**DO THIS**
Find each line containing the word "JSON" and report how many there are. Add nothing else.

**DATA FOR THE TASK**
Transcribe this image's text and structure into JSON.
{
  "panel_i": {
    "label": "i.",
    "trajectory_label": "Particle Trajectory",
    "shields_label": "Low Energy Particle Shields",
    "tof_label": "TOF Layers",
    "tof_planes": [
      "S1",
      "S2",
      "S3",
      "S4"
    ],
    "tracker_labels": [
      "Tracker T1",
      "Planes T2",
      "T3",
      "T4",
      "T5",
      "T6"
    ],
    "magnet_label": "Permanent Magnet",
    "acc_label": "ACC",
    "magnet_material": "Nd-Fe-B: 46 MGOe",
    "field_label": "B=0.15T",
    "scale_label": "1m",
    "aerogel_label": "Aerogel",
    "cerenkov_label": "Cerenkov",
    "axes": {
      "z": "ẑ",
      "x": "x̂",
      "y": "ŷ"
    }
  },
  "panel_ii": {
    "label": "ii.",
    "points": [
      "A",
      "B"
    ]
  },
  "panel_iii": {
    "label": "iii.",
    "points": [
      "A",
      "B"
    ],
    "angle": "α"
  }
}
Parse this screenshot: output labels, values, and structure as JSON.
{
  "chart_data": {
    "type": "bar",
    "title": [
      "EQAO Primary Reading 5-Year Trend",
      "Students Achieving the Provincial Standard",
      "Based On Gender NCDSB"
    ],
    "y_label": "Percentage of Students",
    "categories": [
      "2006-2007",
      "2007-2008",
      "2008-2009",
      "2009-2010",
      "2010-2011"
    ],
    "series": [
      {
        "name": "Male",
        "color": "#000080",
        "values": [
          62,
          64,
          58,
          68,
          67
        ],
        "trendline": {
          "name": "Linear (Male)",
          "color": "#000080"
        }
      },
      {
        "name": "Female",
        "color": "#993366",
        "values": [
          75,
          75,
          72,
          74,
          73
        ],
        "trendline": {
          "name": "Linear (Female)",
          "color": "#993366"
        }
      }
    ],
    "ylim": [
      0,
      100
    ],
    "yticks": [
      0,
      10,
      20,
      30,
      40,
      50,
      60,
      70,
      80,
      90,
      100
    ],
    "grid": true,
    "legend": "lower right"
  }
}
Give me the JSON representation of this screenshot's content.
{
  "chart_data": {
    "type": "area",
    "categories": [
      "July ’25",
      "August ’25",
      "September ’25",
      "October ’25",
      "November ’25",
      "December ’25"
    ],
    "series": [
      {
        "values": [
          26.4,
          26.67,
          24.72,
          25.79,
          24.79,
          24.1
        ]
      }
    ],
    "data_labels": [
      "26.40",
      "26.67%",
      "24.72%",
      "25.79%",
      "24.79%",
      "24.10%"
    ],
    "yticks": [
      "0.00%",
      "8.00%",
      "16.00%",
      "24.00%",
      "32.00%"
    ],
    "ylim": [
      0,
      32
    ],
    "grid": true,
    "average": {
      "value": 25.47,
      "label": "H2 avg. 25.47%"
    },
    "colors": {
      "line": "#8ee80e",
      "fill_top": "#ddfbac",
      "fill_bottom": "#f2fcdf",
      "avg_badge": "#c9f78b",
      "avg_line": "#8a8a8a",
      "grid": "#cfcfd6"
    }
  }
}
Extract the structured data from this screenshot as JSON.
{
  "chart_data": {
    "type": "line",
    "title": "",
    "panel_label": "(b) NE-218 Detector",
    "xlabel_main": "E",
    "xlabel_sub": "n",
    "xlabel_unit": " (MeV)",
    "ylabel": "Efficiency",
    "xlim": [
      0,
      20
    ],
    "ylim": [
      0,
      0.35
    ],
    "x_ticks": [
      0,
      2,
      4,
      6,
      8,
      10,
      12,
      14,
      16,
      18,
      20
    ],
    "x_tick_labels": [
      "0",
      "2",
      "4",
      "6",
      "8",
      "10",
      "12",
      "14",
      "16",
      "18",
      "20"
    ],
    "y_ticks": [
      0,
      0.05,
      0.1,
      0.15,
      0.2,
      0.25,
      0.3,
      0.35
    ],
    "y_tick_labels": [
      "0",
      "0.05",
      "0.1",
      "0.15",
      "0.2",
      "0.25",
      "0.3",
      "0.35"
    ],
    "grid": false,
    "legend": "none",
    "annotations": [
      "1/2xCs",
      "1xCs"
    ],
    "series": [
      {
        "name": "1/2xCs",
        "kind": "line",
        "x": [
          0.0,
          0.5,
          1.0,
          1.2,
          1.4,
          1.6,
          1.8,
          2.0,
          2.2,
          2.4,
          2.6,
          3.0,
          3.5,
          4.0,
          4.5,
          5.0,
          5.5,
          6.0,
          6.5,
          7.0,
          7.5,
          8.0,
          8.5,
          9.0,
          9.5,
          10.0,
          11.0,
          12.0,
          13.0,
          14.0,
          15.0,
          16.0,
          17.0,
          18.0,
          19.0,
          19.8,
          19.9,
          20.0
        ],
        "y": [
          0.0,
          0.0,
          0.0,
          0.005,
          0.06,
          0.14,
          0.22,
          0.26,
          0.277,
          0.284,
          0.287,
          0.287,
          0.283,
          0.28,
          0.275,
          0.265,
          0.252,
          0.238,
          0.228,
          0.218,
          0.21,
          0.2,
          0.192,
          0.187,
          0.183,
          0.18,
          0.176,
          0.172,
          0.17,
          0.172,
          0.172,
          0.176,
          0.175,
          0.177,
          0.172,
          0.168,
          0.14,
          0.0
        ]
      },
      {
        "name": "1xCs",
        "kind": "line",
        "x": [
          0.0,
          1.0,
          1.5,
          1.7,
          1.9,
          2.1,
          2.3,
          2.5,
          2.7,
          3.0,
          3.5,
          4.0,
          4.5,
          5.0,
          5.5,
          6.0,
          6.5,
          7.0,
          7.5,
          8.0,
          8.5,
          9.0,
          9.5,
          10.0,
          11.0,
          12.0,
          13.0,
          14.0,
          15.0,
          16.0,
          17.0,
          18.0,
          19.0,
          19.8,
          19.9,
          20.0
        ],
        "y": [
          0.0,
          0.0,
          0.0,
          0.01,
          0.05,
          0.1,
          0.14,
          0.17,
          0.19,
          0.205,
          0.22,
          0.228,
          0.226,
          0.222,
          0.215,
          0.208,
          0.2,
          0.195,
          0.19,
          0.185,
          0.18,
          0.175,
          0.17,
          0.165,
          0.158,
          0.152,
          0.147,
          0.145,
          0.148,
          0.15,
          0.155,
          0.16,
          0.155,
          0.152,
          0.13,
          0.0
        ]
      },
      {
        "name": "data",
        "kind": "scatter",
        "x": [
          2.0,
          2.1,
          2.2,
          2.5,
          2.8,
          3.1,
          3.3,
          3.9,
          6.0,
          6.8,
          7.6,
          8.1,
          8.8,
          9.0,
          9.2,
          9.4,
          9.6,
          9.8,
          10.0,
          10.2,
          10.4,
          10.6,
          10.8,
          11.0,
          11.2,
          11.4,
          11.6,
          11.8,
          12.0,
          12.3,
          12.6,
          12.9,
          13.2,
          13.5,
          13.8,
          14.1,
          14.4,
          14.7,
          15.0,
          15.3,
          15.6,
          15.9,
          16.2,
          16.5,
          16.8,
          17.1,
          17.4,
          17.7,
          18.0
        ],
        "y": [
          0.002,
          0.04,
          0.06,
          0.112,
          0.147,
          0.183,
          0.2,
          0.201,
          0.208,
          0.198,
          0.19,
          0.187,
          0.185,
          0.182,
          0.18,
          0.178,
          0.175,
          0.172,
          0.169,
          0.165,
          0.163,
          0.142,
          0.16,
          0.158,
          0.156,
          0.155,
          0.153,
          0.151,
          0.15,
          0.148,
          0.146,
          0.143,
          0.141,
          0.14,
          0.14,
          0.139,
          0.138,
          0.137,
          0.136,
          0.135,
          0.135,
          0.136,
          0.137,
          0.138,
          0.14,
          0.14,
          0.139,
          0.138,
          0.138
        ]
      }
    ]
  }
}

**FINISHED ANSWER**
4